### DIRECTION:
Using the records below, locate all lines containing "home" and return them.
....................
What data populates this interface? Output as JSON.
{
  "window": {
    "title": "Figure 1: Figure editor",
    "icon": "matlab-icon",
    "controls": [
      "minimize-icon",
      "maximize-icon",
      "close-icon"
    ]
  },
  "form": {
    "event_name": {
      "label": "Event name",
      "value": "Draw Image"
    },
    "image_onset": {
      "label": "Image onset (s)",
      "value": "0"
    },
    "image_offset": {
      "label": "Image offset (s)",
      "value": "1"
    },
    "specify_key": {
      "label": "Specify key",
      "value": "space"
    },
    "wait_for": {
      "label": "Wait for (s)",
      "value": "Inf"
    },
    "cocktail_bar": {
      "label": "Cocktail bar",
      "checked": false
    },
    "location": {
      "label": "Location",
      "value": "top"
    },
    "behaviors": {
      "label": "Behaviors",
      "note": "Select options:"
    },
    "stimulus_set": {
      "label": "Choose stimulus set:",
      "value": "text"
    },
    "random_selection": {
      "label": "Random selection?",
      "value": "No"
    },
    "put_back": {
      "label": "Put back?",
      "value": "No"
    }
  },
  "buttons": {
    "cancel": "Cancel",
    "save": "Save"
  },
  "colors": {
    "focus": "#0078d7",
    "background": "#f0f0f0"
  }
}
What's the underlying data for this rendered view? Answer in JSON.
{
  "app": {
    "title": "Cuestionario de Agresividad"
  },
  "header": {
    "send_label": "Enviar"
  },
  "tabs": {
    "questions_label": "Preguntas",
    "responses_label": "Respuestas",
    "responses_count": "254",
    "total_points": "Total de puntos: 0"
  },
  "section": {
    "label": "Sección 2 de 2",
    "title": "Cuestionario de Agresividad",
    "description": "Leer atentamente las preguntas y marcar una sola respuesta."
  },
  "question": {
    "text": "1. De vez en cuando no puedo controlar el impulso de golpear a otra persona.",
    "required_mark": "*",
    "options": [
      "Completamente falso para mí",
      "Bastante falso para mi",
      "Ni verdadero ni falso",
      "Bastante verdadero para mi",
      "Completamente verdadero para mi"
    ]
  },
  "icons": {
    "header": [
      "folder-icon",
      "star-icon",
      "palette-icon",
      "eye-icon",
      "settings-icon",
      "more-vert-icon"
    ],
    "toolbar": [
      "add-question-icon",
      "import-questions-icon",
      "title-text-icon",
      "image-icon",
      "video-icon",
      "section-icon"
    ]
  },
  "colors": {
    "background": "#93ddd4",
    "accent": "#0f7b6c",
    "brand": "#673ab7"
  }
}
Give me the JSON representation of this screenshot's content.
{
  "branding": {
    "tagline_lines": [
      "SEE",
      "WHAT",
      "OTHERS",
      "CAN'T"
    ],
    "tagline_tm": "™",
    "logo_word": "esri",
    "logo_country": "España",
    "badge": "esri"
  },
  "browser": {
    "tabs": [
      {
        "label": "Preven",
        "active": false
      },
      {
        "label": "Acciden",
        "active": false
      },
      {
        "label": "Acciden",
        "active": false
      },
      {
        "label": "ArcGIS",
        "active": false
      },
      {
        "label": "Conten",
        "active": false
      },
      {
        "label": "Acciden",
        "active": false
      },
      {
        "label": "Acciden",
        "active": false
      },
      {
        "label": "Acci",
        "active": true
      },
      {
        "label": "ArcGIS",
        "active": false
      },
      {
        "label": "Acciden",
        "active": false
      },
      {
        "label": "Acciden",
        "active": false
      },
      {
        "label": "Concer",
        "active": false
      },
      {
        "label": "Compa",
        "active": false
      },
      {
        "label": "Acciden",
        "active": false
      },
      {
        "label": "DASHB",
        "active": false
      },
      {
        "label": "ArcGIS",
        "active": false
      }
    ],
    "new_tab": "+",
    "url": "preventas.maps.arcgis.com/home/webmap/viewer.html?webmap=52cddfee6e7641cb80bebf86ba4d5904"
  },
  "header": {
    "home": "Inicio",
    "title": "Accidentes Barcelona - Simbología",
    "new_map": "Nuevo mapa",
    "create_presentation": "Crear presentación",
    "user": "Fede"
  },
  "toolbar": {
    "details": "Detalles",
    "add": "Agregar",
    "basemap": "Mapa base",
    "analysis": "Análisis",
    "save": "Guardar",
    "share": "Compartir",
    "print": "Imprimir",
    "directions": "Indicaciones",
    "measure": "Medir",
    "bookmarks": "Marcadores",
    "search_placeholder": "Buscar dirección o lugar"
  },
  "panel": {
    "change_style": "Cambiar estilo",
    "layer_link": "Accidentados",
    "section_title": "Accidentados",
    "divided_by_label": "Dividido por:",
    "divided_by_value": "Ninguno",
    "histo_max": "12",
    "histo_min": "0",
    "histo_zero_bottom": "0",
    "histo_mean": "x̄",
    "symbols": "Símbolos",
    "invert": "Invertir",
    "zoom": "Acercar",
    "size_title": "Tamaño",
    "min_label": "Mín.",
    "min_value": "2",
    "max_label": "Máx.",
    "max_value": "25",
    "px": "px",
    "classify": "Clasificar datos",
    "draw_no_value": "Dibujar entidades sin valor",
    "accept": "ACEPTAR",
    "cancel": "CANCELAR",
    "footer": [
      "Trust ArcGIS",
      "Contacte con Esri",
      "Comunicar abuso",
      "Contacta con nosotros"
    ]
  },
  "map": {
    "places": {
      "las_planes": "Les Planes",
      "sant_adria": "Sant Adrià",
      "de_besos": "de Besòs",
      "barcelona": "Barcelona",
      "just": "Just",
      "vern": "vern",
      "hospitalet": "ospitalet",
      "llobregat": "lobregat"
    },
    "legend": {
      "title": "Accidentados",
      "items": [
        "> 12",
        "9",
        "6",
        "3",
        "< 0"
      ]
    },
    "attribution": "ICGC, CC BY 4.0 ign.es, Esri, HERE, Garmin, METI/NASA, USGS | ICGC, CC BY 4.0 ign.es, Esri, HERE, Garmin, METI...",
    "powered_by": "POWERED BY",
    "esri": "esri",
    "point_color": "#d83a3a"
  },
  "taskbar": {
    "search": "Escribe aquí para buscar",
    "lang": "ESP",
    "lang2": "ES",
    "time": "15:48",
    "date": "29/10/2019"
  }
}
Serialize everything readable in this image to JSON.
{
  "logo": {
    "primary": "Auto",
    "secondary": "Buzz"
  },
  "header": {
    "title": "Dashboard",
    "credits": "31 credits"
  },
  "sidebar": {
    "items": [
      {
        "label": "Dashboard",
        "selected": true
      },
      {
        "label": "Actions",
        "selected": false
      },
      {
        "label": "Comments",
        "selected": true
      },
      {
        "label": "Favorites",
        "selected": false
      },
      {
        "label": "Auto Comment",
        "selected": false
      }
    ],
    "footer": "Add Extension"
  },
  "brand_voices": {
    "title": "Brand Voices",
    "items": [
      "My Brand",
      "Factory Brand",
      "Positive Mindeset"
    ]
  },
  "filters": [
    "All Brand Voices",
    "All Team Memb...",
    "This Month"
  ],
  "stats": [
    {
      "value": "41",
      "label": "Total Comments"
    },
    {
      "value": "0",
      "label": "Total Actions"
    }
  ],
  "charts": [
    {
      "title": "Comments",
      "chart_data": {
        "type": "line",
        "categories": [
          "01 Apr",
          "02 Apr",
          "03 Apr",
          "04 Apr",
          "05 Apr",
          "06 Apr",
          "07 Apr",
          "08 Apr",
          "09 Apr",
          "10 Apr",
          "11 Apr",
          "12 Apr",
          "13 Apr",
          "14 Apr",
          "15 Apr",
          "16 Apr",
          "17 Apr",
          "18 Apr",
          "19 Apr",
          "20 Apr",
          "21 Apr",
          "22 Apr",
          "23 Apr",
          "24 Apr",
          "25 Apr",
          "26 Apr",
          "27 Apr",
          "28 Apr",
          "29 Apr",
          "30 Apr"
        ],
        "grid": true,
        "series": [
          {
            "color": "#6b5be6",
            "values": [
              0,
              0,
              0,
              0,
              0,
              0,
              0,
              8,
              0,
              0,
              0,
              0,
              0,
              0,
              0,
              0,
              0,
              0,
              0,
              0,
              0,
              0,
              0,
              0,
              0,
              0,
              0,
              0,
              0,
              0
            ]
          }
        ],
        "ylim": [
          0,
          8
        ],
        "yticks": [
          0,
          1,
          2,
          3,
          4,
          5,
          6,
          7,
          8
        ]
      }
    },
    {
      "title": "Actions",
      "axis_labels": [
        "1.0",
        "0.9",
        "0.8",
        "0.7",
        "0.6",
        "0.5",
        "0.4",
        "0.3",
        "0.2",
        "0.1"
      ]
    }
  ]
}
....................
### EXPECTED ANSWER:
    "url": "preventas.maps.arcgis.com/home/webmap/viewer.html?webmap=52cddfee6e7641cb80bebf86ba4d5904"
    "home": "Inicio",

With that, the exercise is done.